Collected data entries
#####

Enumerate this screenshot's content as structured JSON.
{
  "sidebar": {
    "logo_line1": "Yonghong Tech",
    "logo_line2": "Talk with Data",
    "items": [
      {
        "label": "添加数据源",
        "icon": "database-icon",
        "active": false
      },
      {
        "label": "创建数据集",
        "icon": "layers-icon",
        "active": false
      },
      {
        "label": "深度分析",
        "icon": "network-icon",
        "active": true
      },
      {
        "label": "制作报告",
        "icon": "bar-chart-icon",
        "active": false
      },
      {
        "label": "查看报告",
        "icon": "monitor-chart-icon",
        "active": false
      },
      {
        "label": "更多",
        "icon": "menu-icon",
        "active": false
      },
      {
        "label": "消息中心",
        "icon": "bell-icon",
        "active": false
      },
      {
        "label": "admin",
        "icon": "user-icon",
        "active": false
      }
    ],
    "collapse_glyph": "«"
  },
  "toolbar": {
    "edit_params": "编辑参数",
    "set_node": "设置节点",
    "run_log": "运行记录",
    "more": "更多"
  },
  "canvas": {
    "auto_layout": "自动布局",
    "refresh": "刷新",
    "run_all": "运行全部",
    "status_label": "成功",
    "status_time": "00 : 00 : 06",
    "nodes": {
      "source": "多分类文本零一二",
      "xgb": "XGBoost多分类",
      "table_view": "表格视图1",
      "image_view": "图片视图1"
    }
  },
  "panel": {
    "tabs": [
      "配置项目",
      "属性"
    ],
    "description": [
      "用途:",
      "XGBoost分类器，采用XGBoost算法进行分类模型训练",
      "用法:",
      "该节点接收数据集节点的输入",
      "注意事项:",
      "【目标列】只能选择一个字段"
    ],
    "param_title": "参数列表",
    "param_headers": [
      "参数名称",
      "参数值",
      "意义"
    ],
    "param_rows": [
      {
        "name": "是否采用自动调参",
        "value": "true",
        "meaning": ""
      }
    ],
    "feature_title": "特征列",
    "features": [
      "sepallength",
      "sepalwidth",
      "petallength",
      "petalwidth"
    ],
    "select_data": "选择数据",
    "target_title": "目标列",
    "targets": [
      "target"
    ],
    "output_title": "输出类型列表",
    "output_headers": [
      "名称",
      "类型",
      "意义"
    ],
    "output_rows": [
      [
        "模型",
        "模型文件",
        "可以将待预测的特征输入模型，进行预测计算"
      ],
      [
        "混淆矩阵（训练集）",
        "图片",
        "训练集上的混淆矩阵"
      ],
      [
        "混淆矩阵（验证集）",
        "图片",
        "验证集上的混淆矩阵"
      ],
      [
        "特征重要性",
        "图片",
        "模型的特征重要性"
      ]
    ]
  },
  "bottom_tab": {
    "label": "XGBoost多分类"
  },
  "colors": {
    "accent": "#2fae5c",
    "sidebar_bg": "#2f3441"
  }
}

#####

### Challenge
Gather each line from the listing above that holds "chart".

### Solution to this problem
        "icon": "bar-chart-icon",
        "icon": "monitor-chart-icon",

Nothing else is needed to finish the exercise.